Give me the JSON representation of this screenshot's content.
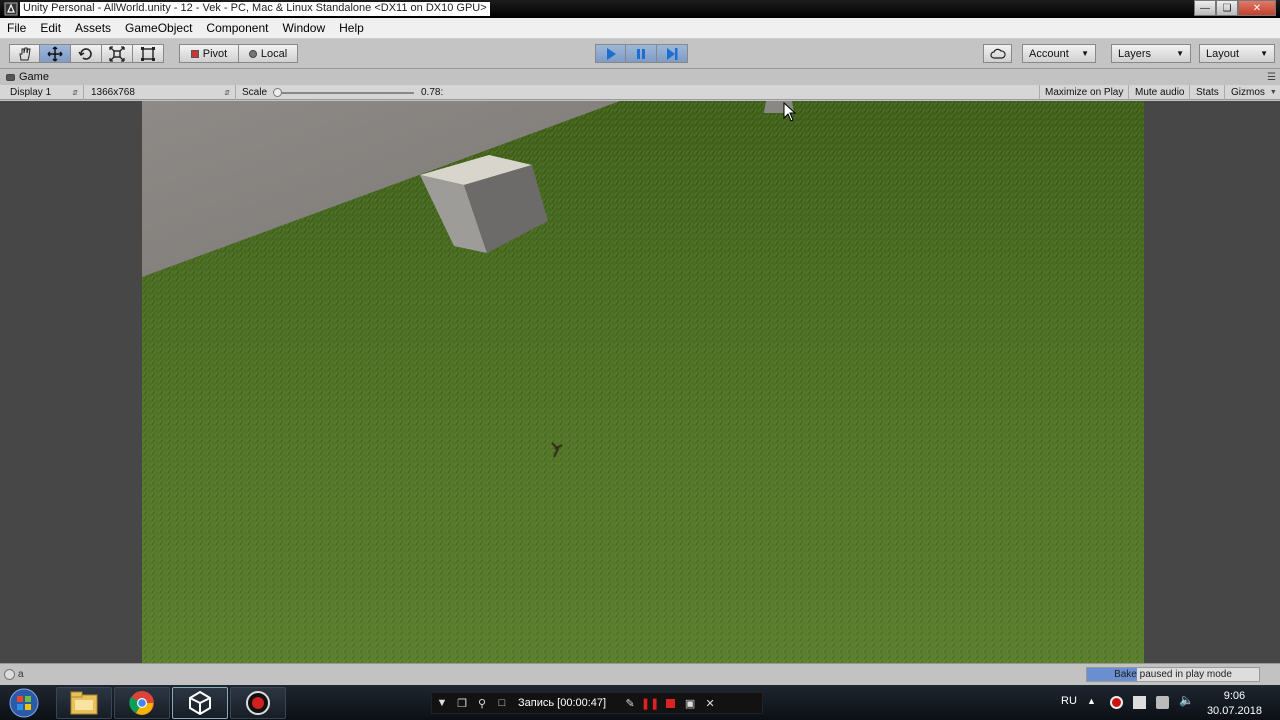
{
  "window": {
    "title": "Unity Personal - AllWorld.unity - 12 - Vek - PC, Mac & Linux Standalone <DX11 on DX10 GPU>",
    "buttons": [
      "minimize",
      "maximize",
      "close"
    ]
  },
  "menu": [
    "File",
    "Edit",
    "Assets",
    "GameObject",
    "Component",
    "Window",
    "Help"
  ],
  "toolbar": {
    "transform_tools": [
      "hand-icon",
      "move-icon",
      "rotate-icon",
      "scale-icon",
      "rect-icon"
    ],
    "pivot_label": "Pivot",
    "local_label": "Local",
    "playback": [
      "play-icon",
      "pause-icon",
      "step-icon"
    ],
    "account_label": "Account",
    "layers_label": "Layers",
    "layout_label": "Layout"
  },
  "game_tab": {
    "label": "Game"
  },
  "game_controls": {
    "display": "Display 1",
    "resolution": "1366x768",
    "scale_label": "Scale",
    "scale_value": "0.78:",
    "scale_fraction": 0.0,
    "maximize_on_play": "Maximize on Play",
    "mute_audio": "Mute audio",
    "stats": "Stats",
    "gizmos": "Gizmos"
  },
  "status": {
    "message": "a",
    "bake_text": "Bake paused in play mode",
    "bake_progress": 0.29
  },
  "taskbar": {
    "apps": [
      "file-explorer-icon",
      "chrome-icon",
      "unity-icon",
      "recorder-icon"
    ],
    "recorder_text": "Запись [00:00:47]",
    "language": "RU",
    "time": "9:06",
    "date": "30.07.2018"
  },
  "colors": {
    "accent_play": "#7f9cc6",
    "grass": "#4a6a22",
    "road": "#8c8884",
    "bake_fill": "#6a8fd0"
  }
}
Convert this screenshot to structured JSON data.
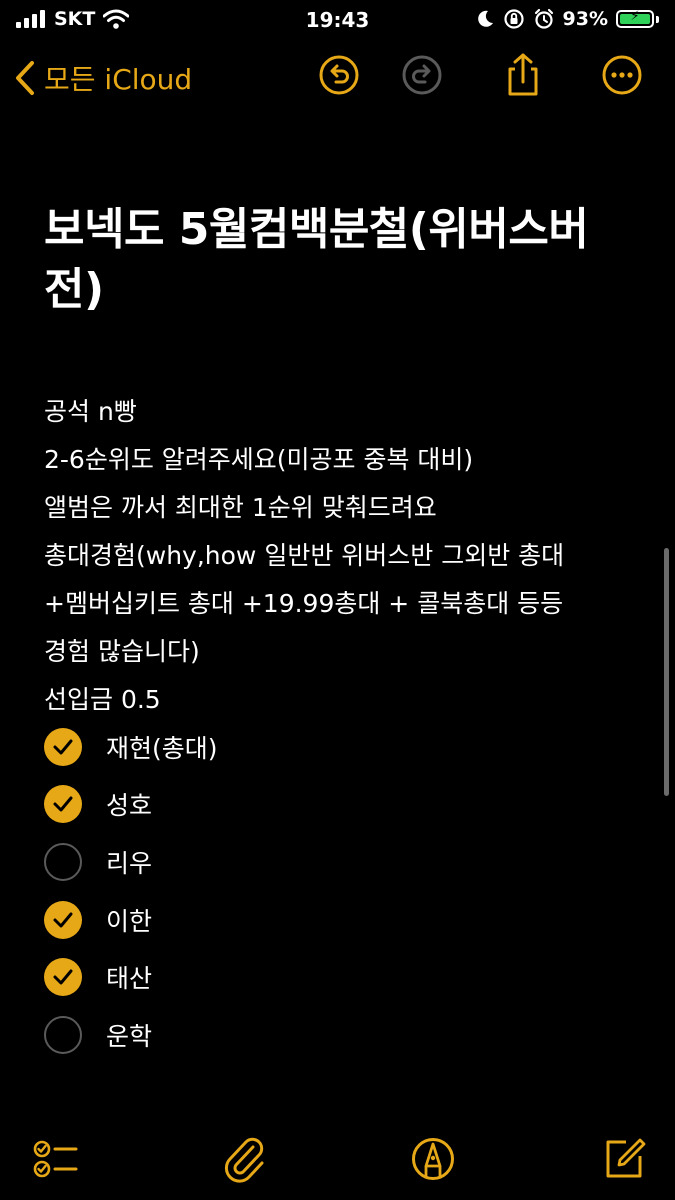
{
  "status_bar": {
    "carrier": "SKT",
    "time": "19:43",
    "battery_percent": "93%",
    "battery_level": 0.93
  },
  "nav": {
    "back_label": "모든 iCloud"
  },
  "note": {
    "title": "보넥도 5월컴백분철(위버스버전)",
    "title_lines": [
      "보넥도 5월컴백분철(위버스버",
      "전)"
    ],
    "body_lines": [
      "공석 n빵",
      "2-6순위도 알려주세요(미공포 중복 대비)",
      "앨범은 까서 최대한 1순위 맞춰드려요",
      "총대경험(why,how 일반반 위버스반 그외반 총대",
      "+멤버십키트 총대 +19.99총대 + 콜북총대 등등",
      "경험 많습니다)",
      "선입금 0.5"
    ],
    "checklist": [
      {
        "label": "재현(총대)",
        "checked": true
      },
      {
        "label": "성호",
        "checked": true
      },
      {
        "label": "리우",
        "checked": false
      },
      {
        "label": "이한",
        "checked": true
      },
      {
        "label": "태산",
        "checked": true
      },
      {
        "label": "운학",
        "checked": false
      }
    ]
  },
  "colors": {
    "accent": "#e6a817",
    "background": "#000000",
    "text": "#ffffff"
  }
}
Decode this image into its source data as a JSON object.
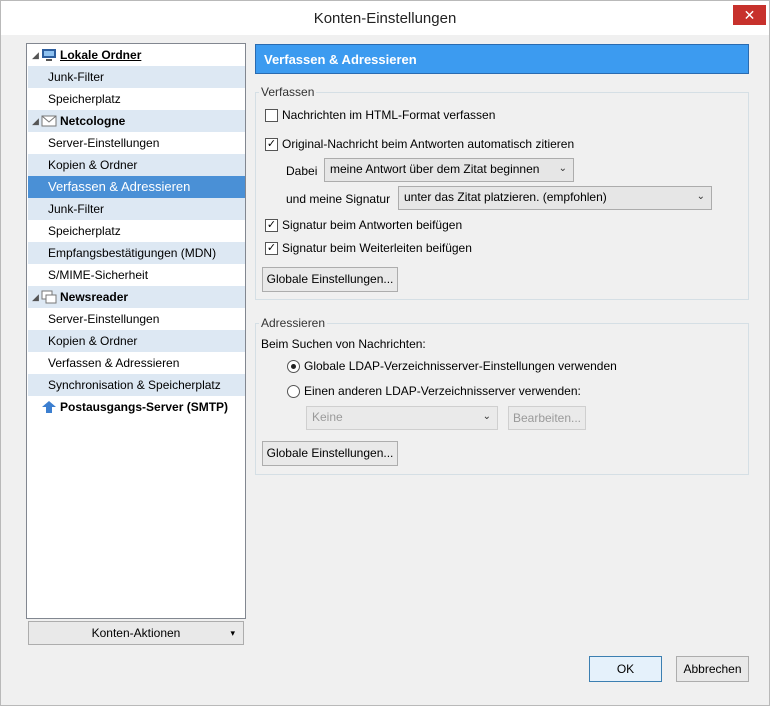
{
  "window": {
    "title": "Konten-Einstellungen",
    "close_label": "✕"
  },
  "tree": {
    "accounts": [
      {
        "name": "Lokale Ordner",
        "items": [
          "Junk-Filter",
          "Speicherplatz"
        ]
      },
      {
        "name": "Netcologne",
        "items": [
          "Server-Einstellungen",
          "Kopien & Ordner",
          "Verfassen & Adressieren",
          "Junk-Filter",
          "Speicherplatz",
          "Empfangsbestätigungen (MDN)",
          "S/MIME-Sicherheit"
        ]
      },
      {
        "name": "Newsreader",
        "items": [
          "Server-Einstellungen",
          "Kopien & Ordner",
          "Verfassen & Adressieren",
          "Synchronisation & Speicherplatz"
        ]
      },
      {
        "name": "Postausgangs-Server (SMTP)",
        "items": []
      }
    ],
    "selected": "Verfassen & Adressieren",
    "accounts_button": "Konten-Aktionen",
    "dropdown_glyph": "▾"
  },
  "panel": {
    "header": "Verfassen & Adressieren",
    "compose": {
      "title": "Verfassen",
      "html_format": "Nachrichten im HTML-Format verfassen",
      "html_checked": false,
      "quote_original": "Original-Nachricht beim Antworten automatisch zitieren",
      "quote_checked": true,
      "then_label": "Dabei",
      "then_value": "meine Antwort über dem Zitat beginnen",
      "signature_label": "und meine Signatur",
      "signature_value": "unter das Zitat platzieren. (empfohlen)",
      "sig_reply": "Signatur beim Antworten beifügen",
      "sig_reply_checked": true,
      "sig_forward": "Signatur beim Weiterleiten beifügen",
      "sig_forward_checked": true,
      "global_button": "Globale Einstellungen..."
    },
    "addressing": {
      "title": "Adressieren",
      "lookup_label": "Beim Suchen von Nachrichten:",
      "global_ldap": "Globale LDAP-Verzeichnisserver-Einstellungen verwenden",
      "other_ldap": "Einen anderen LDAP-Verzeichnisserver verwenden:",
      "selected_option": "global",
      "server_value": "Keine",
      "edit_button": "Bearbeiten...",
      "global_button": "Globale Einstellungen..."
    }
  },
  "footer": {
    "ok": "OK",
    "cancel": "Abbrechen"
  },
  "icons": {
    "checkmark": "✓",
    "chevron": "⌄",
    "tree_twisty": "◢"
  },
  "colors": {
    "accent": "#3c9bf0",
    "selection": "#4a90d6",
    "alt_row": "#dde8f3",
    "close": "#c7312c"
  }
}
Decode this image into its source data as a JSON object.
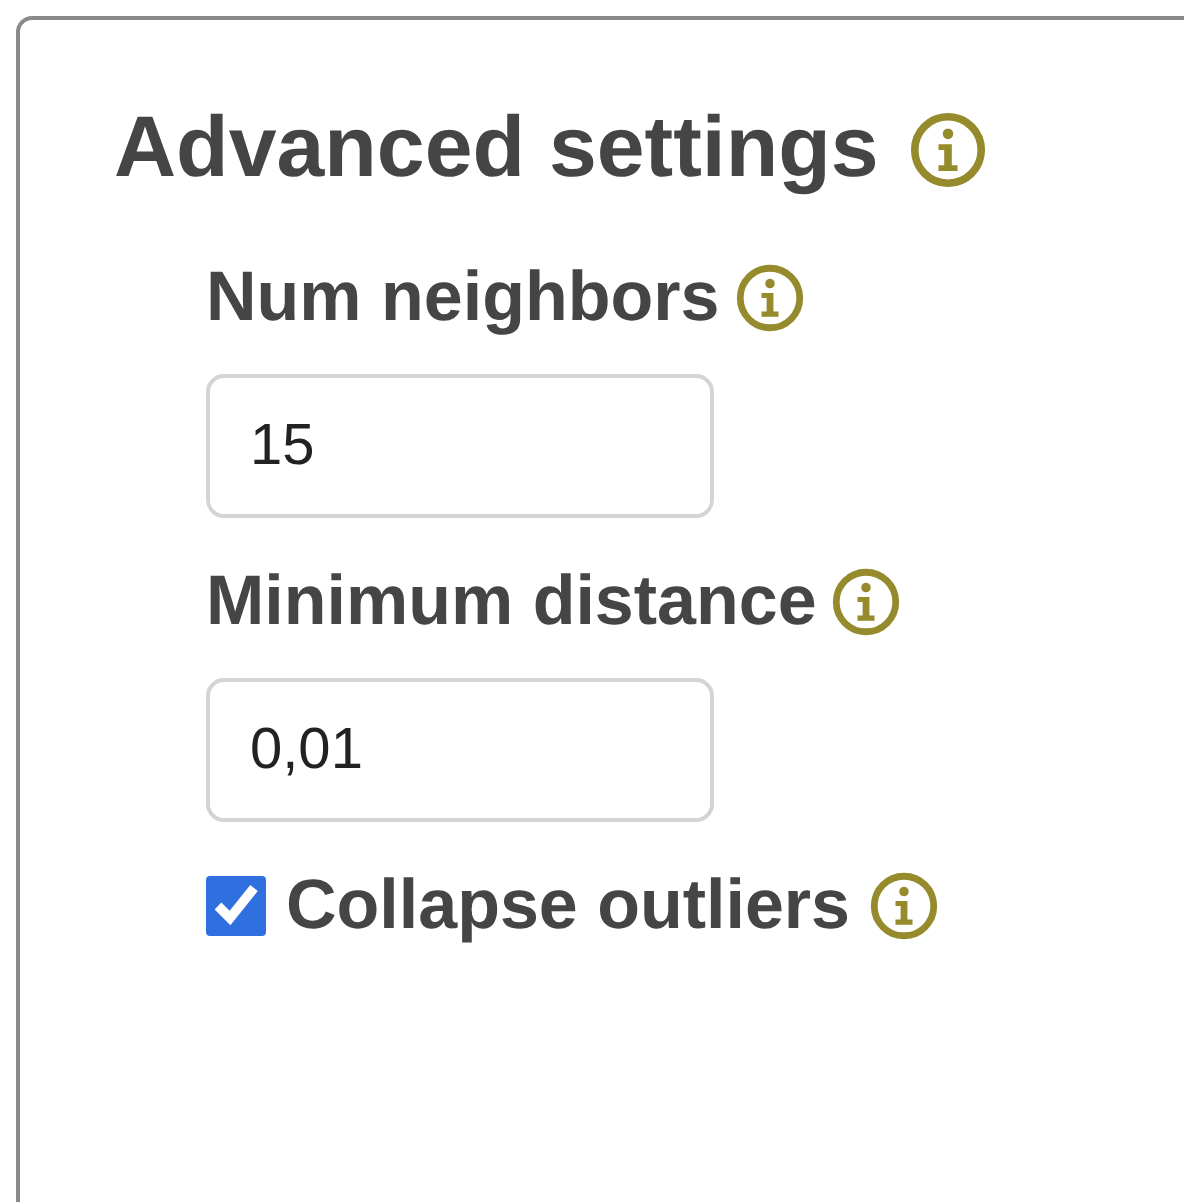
{
  "panel": {
    "title": "Advanced settings",
    "fields": [
      {
        "kind": "input",
        "label": "Num neighbors",
        "value": "15"
      },
      {
        "kind": "input",
        "label": "Minimum distance",
        "value": "0,01"
      },
      {
        "kind": "checkbox",
        "label": "Collapse outliers",
        "checked": true
      }
    ]
  }
}
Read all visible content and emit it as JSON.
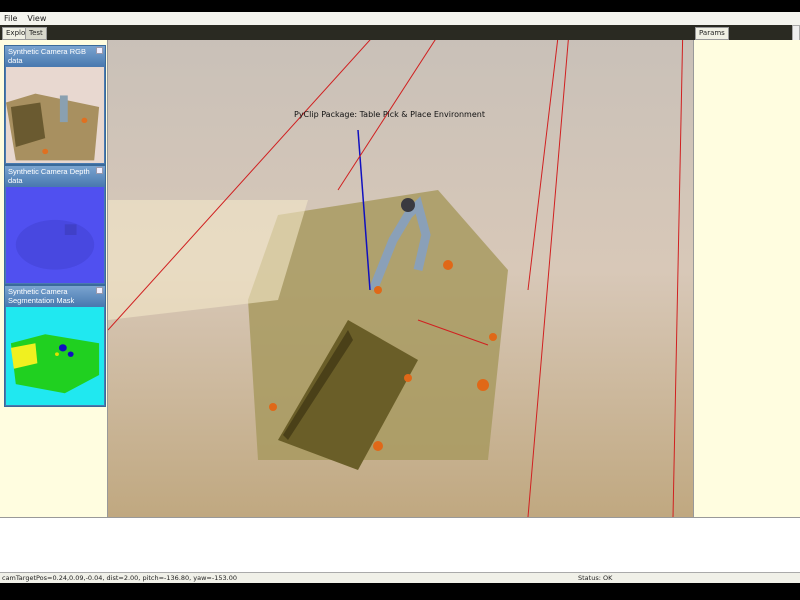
{
  "menu": {
    "items": [
      "File",
      "View"
    ]
  },
  "left_tabs": [
    "Explorer",
    "Test"
  ],
  "right_tabs": [
    "Params"
  ],
  "cameras": [
    {
      "title": "Synthetic Camera RGB data"
    },
    {
      "title": "Synthetic Camera Depth data"
    },
    {
      "title": "Synthetic Camera Segmentation Mask"
    }
  ],
  "viewport": {
    "title": "PyClip Package: Table Pick & Place Environment"
  },
  "status": {
    "camera": "camTargetPos=0.24,0.09,-0.04, dist=2.00, pitch=-136.80, yaw=-153.00",
    "state": "Status: OK"
  }
}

Given exercise.
Filter the data, keeping only the lines that contain "beifügen".

Full solution.
      "sig_reply": "Signatur beim Antworten beifügen",
      "sig_forward": "Signatur beim Weiterleiten beifügen",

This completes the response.